** Begin **

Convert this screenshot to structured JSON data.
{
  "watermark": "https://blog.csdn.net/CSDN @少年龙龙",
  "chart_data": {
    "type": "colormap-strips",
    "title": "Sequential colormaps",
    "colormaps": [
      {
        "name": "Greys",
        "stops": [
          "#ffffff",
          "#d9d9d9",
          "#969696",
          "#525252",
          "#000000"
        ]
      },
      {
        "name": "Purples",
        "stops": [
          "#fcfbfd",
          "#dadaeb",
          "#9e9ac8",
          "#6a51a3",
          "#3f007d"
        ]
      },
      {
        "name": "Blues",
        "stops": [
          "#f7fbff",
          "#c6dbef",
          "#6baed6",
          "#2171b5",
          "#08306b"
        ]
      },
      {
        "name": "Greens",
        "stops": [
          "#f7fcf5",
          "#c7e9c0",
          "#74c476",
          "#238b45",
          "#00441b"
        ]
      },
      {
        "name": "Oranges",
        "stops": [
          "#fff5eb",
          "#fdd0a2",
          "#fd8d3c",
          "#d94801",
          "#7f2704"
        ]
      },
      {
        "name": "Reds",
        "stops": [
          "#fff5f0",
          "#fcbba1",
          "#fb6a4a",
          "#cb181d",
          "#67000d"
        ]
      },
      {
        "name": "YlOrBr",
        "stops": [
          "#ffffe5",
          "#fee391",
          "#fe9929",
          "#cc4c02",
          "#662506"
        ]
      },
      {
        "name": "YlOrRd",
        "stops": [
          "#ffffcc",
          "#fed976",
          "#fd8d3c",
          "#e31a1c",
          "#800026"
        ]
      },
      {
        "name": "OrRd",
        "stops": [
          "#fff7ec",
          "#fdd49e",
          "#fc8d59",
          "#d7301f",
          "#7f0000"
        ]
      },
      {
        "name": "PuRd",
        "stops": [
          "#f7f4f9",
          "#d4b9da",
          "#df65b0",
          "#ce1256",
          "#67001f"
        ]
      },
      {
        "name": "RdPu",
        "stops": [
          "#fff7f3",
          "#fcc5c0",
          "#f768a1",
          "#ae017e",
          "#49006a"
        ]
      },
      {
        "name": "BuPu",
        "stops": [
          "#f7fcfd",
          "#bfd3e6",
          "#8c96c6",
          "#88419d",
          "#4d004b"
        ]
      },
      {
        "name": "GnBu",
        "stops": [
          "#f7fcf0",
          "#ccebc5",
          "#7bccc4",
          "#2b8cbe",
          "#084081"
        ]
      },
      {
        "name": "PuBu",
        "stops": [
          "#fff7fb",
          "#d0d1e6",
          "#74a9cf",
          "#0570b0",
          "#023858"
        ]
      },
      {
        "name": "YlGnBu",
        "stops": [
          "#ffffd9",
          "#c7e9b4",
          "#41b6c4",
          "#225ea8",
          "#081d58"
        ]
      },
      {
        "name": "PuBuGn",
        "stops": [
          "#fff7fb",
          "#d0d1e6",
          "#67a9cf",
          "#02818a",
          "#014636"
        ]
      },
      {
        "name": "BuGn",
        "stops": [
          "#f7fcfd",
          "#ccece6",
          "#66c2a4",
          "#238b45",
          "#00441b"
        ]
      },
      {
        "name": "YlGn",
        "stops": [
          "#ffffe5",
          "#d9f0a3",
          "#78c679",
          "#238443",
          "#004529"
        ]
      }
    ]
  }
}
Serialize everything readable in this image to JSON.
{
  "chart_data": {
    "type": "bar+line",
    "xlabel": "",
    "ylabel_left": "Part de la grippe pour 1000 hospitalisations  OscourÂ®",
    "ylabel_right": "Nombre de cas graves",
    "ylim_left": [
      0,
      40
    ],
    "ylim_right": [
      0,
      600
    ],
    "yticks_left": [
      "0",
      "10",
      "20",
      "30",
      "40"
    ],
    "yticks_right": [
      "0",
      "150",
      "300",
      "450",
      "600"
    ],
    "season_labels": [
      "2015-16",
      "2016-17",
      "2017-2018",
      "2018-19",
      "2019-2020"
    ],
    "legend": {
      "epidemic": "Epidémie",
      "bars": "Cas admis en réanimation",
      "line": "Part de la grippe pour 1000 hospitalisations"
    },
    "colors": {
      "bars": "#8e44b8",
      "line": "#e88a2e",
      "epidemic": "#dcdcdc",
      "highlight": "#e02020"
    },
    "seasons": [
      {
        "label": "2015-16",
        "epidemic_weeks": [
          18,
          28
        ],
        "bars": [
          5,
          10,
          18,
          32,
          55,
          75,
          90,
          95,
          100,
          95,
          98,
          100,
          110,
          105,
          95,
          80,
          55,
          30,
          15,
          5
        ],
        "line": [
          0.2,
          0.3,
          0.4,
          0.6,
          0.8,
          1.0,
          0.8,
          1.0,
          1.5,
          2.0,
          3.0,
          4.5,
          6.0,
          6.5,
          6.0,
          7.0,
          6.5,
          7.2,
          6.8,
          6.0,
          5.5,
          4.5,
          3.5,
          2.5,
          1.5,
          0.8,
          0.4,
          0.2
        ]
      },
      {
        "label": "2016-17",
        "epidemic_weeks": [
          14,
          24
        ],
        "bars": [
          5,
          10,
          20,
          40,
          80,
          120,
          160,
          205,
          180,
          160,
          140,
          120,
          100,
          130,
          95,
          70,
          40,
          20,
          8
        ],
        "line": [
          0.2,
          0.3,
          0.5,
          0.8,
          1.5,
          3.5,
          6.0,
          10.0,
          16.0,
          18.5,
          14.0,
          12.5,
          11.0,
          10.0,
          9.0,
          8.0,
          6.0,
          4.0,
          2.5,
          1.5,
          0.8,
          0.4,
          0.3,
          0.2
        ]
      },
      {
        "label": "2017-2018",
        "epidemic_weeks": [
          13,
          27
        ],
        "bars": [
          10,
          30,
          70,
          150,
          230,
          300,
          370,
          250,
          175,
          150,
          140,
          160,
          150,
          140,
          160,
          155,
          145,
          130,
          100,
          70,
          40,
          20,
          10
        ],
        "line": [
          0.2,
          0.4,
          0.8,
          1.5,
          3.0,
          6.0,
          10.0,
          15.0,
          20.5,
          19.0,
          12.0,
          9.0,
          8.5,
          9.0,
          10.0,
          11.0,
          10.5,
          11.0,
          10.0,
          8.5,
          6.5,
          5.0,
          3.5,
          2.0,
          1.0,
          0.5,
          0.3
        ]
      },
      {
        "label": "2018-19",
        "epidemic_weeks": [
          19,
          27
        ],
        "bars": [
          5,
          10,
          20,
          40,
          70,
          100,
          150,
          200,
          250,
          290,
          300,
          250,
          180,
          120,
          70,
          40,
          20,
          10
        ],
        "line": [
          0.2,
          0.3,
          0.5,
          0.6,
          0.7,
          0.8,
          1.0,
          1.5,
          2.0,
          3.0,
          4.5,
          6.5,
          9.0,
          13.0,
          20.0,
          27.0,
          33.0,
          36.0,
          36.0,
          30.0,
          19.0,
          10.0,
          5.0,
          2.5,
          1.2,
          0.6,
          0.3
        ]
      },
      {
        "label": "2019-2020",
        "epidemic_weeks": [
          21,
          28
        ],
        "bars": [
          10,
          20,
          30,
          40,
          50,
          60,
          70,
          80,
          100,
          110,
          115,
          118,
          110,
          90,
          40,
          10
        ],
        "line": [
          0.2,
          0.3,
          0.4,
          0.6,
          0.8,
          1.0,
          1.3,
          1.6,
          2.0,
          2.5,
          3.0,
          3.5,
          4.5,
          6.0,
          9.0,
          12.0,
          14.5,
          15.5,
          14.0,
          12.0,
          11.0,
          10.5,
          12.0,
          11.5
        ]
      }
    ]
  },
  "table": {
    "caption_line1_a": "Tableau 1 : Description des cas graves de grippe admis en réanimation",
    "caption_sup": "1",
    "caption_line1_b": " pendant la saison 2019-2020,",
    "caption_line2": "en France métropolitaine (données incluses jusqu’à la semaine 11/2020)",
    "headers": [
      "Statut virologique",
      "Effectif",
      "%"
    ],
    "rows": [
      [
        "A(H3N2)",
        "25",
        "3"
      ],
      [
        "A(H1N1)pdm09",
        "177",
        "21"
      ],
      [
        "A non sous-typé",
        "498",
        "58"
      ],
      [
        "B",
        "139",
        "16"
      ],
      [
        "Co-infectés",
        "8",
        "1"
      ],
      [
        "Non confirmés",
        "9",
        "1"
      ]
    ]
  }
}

** End **

**Exercise objective**
From the data above, copy each line that holds "pour".

**Correct answer**
    "ylabel_left": "Part de la grippe pour 1000 hospitalisations  OscourÂ®",
      "line": "Part de la grippe pour 1000 hospitalisations"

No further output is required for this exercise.